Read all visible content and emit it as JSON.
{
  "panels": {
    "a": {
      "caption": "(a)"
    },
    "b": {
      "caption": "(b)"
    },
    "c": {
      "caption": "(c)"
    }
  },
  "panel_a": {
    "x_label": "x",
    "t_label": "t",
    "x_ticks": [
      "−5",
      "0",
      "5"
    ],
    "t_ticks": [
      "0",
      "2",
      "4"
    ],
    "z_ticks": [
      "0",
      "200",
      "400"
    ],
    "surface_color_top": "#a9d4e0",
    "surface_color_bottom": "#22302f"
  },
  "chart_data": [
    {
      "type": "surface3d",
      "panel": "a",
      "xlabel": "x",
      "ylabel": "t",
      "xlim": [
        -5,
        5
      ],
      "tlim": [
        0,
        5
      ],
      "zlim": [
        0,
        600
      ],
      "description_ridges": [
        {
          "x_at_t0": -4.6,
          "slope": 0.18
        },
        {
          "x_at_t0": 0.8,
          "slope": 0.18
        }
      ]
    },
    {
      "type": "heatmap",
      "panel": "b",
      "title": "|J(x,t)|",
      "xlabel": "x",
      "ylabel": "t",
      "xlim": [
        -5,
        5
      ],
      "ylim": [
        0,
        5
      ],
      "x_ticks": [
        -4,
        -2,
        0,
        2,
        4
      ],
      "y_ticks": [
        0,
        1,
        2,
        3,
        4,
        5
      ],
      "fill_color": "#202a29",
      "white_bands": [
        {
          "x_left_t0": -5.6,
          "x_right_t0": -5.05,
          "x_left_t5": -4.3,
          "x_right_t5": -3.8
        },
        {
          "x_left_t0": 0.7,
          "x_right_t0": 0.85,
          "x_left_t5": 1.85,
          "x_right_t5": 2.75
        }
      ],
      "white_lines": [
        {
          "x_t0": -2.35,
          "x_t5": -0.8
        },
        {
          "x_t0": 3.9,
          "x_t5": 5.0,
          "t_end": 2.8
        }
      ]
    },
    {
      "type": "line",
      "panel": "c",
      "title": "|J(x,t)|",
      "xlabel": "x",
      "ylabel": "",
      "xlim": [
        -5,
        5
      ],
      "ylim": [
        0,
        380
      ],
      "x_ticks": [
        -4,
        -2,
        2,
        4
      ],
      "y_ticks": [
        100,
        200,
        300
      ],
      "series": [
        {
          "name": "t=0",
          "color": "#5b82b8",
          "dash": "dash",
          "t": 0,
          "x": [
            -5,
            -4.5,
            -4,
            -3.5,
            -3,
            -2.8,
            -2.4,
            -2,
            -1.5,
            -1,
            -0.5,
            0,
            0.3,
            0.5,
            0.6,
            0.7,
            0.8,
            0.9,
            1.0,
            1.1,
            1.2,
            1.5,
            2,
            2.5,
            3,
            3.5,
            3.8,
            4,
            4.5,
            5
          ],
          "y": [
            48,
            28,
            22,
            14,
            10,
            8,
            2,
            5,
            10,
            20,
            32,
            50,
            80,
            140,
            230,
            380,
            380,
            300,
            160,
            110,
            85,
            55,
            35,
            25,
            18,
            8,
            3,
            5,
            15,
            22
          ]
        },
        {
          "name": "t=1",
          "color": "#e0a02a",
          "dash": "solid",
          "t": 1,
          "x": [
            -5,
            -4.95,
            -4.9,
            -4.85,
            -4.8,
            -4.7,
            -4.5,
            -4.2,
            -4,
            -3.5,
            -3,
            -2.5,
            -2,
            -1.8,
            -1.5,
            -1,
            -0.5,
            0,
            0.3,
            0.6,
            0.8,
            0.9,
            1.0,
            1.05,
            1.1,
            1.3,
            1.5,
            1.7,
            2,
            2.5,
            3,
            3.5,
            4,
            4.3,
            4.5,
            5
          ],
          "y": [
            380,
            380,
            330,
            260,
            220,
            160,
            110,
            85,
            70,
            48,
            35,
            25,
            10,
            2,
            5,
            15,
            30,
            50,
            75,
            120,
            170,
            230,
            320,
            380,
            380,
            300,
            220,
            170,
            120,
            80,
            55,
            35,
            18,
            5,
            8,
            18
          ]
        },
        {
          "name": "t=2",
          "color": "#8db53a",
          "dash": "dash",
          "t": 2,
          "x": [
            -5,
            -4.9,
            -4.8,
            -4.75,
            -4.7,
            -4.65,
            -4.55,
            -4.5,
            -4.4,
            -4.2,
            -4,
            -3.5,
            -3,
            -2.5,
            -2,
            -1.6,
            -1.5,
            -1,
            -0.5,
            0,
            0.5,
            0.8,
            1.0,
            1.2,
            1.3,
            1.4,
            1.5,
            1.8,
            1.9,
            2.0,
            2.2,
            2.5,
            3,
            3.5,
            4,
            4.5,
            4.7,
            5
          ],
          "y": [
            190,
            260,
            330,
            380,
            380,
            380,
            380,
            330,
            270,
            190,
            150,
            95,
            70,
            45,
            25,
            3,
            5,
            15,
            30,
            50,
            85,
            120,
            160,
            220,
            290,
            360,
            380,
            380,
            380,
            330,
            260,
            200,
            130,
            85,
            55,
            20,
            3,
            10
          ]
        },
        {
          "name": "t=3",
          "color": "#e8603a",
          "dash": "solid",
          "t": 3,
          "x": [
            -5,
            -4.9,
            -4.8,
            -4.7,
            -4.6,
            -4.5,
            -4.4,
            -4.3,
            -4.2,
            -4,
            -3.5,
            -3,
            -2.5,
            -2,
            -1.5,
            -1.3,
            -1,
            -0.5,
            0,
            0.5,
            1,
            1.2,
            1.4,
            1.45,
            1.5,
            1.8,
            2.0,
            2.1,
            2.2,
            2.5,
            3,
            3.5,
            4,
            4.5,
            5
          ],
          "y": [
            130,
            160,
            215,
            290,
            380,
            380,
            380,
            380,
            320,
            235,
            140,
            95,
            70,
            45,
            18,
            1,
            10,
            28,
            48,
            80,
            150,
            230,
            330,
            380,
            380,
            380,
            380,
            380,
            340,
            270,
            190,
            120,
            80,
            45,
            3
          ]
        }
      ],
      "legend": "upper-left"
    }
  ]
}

What you are asked to do: Extract the full listing above without altering anything.

Answer for this exercise:
Read all visible content and emit it as JSON.
{
  "panels": {
    "a": {
      "caption": "(a)"
    },
    "b": {
      "caption": "(b)"
    },
    "c": {
      "caption": "(c)"
    }
  },
  "panel_a": {
    "x_label": "x",
    "t_label": "t",
    "x_ticks": [
      "−5",
      "0",
      "5"
    ],
    "t_ticks": [
      "0",
      "2",
      "4"
    ],
    "z_ticks": [
      "0",
      "200",
      "400"
    ],
    "surface_color_top": "#a9d4e0",
    "surface_color_bottom": "#22302f"
  },
  "chart_data": [
    {
      "type": "surface3d",
      "panel": "a",
      "xlabel": "x",
      "ylabel": "t",
      "xlim": [
        -5,
        5
      ],
      "tlim": [
        0,
        5
      ],
      "zlim": [
        0,
        600
      ],
      "description_ridges": [
        {
          "x_at_t0": -4.6,
          "slope": 0.18
        },
        {
          "x_at_t0": 0.8,
          "slope": 0.18
        }
      ]
    },
    {
      "type": "heatmap",
      "panel": "b",
      "title": "|J(x,t)|",
      "xlabel": "x",
      "ylabel": "t",
      "xlim": [
        -5,
        5
      ],
      "ylim": [
        0,
        5
      ],
      "x_ticks": [
        -4,
        -2,
        0,
        2,
        4
      ],
      "y_ticks": [
        0,
        1,
        2,
        3,
        4,
        5
      ],
      "fill_color": "#202a29",
      "white_bands": [
        {
          "x_left_t0": -5.6,
          "x_right_t0": -5.05,
          "x_left_t5": -4.3,
          "x_right_t5": -3.8
        },
        {
          "x_left_t0": 0.7,
          "x_right_t0": 0.85,
          "x_left_t5": 1.85,
          "x_right_t5": 2.75
        }
      ],
      "white_lines": [
        {
          "x_t0": -2.35,
          "x_t5": -0.8
        },
        {
          "x_t0": 3.9,
          "x_t5": 5.0,
          "t_end": 2.8
        }
      ]
    },
    {
      "type": "line",
      "panel": "c",
      "title": "|J(x,t)|",
      "xlabel": "x",
      "ylabel": "",
      "xlim": [
        -5,
        5
      ],
      "ylim": [
        0,
        380
      ],
      "x_ticks": [
        -4,
        -2,
        2,
        4
      ],
      "y_ticks": [
        100,
        200,
        300
      ],
      "series": [
        {
          "name": "t=0",
          "color": "#5b82b8",
          "dash": "dash",
          "t": 0,
          "x": [
            -5,
            -4.5,
            -4,
            -3.5,
            -3,
            -2.8,
            -2.4,
            -2,
            -1.5,
            -1,
            -0.5,
            0,
            0.3,
            0.5,
            0.6,
            0.7,
            0.8,
            0.9,
            1.0,
            1.1,
            1.2,
            1.5,
            2,
            2.5,
            3,
            3.5,
            3.8,
            4,
            4.5,
            5
          ],
          "y": [
            48,
            28,
            22,
            14,
            10,
            8,
            2,
            5,
            10,
            20,
            32,
            50,
            80,
            140,
            230,
            380,
            380,
            300,
            160,
            110,
            85,
            55,
            35,
            25,
            18,
            8,
            3,
            5,
            15,
            22
          ]
        },
        {
          "name": "t=1",
          "color": "#e0a02a",
          "dash": "solid",
          "t": 1,
          "x": [
            -5,
            -4.95,
            -4.9,
            -4.85,
            -4.8,
            -4.7,
            -4.5,
            -4.2,
            -4,
            -3.5,
            -3,
            -2.5,
            -2,
            -1.8,
            -1.5,
            -1,
            -0.5,
            0,
            0.3,
            0.6,
            0.8,
            0.9,
            1.0,
            1.05,
            1.1,
            1.3,
            1.5,
            1.7,
            2,
            2.5,
            3,
            3.5,
            4,
            4.3,
            4.5,
            5
          ],
          "y": [
            380,
            380,
            330,
            260,
            220,
            160,
            110,
            85,
            70,
            48,
            35,
            25,
            10,
            2,
            5,
            15,
            30,
            50,
            75,
            120,
            170,
            230,
            320,
            380,
            380,
            300,
            220,
            170,
            120,
            80,
            55,
            35,
            18,
            5,
            8,
            18
          ]
        },
        {
          "name": "t=2",
          "color": "#8db53a",
          "dash": "dash",
          "t": 2,
          "x": [
            -5,
            -4.9,
            -4.8,
            -4.75,
            -4.7,
            -4.65,
            -4.55,
            -4.5,
            -4.4,
            -4.2,
            -4,
            -3.5,
            -3,
            -2.5,
            -2,
            -1.6,
            -1.5,
            -1,
            -0.5,
            0,
            0.5,
            0.8,
            1.0,
            1.2,
            1.3,
            1.4,
            1.5,
            1.8,
            1.9,
            2.0,
            2.2,
            2.5,
            3,
            3.5,
            4,
            4.5,
            4.7,
            5
          ],
          "y": [
            190,
            260,
            330,
            380,
            380,
            380,
            380,
            330,
            270,
            190,
            150,
            95,
            70,
            45,
            25,
            3,
            5,
            15,
            30,
            50,
            85,
            120,
            160,
            220,
            290,
            360,
            380,
            380,
            380,
            330,
            260,
            200,
            130,
            85,
            55,
            20,
            3,
            10
          ]
        },
        {
          "name": "t=3",
          "color": "#e8603a",
          "dash": "solid",
          "t": 3,
          "x": [
            -5,
            -4.9,
            -4.8,
            -4.7,
            -4.6,
            -4.5,
            -4.4,
            -4.3,
            -4.2,
            -4,
            -3.5,
            -3,
            -2.5,
            -2,
            -1.5,
            -1.3,
            -1,
            -0.5,
            0,
            0.5,
            1,
            1.2,
            1.4,
            1.45,
            1.5,
            1.8,
            2.0,
            2.1,
            2.2,
            2.5,
            3,
            3.5,
            4,
            4.5,
            5
          ],
          "y": [
            130,
            160,
            215,
            290,
            380,
            380,
            380,
            380,
            320,
            235,
            140,
            95,
            70,
            45,
            18,
            1,
            10,
            28,
            48,
            80,
            150,
            230,
            330,
            380,
            380,
            380,
            380,
            380,
            340,
            270,
            190,
            120,
            80,
            45,
            3
          ]
        }
      ],
      "legend": "upper-left"
    }
  ]
}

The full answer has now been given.